Task prompt → Print, exactly and completely, every entry in the data.

Given data →

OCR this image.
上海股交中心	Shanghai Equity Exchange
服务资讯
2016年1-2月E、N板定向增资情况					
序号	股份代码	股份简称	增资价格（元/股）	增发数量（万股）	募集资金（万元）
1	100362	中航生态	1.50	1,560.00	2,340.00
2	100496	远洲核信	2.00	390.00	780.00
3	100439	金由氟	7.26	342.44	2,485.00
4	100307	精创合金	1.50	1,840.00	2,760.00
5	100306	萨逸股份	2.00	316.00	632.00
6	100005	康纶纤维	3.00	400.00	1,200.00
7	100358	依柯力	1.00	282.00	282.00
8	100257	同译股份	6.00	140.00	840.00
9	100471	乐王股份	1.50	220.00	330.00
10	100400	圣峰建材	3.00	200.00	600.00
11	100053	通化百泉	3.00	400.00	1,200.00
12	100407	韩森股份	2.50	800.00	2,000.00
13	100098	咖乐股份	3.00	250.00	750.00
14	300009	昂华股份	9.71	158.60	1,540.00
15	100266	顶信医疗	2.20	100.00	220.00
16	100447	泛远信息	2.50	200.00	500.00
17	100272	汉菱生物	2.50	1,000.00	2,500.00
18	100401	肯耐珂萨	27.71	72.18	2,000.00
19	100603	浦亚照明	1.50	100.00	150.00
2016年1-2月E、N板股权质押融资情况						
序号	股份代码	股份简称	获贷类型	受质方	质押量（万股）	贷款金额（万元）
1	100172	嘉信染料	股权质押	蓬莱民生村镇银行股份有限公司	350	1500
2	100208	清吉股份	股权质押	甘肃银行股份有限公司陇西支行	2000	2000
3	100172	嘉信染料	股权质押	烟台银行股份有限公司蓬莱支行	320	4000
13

Reply to the exercise →
OCR this image.
上海股交中心	Shanghai Equity Exchange
服务资讯
2016年1-2月E、N板定向增资情况					
序号	股份代码	股份简称	增资价格（元/股）	增发数量（万股）	募集资金（万元）
1	100362	中航生态	1.50	1,560.00	2,340.00
2	100496	远洲核信	2.00	390.00	780.00
3	100439	金由氟	7.26	342.44	2,485.00
4	100307	精创合金	1.50	1,840.00	2,760.00
5	100306	萨逸股份	2.00	316.00	632.00
6	100005	康纶纤维	3.00	400.00	1,200.00
7	100358	依柯力	1.00	282.00	282.00
8	100257	同译股份	6.00	140.00	840.00
9	100471	乐王股份	1.50	220.00	330.00
10	100400	圣峰建材	3.00	200.00	600.00
11	100053	通化百泉	3.00	400.00	1,200.00
12	100407	韩森股份	2.50	800.00	2,000.00
13	100098	咖乐股份	3.00	250.00	750.00
14	300009	昂华股份	9.71	158.60	1,540.00
15	100266	顶信医疗	2.20	100.00	220.00
16	100447	泛远信息	2.50	200.00	500.00
17	100272	汉菱生物	2.50	1,000.00	2,500.00
18	100401	肯耐珂萨	27.71	72.18	2,000.00
19	100603	浦亚照明	1.50	100.00	150.00
2016年1-2月E、N板股权质押融资情况						
序号	股份代码	股份简称	获贷类型	受质方	质押量（万股）	贷款金额（万元）
1	100172	嘉信染料	股权质押	蓬莱民生村镇银行股份有限公司	350	1500
2	100208	清吉股份	股权质押	甘肃银行股份有限公司陇西支行	2000	2000
3	100172	嘉信染料	股权质押	烟台银行股份有限公司蓬莱支行	320	4000
13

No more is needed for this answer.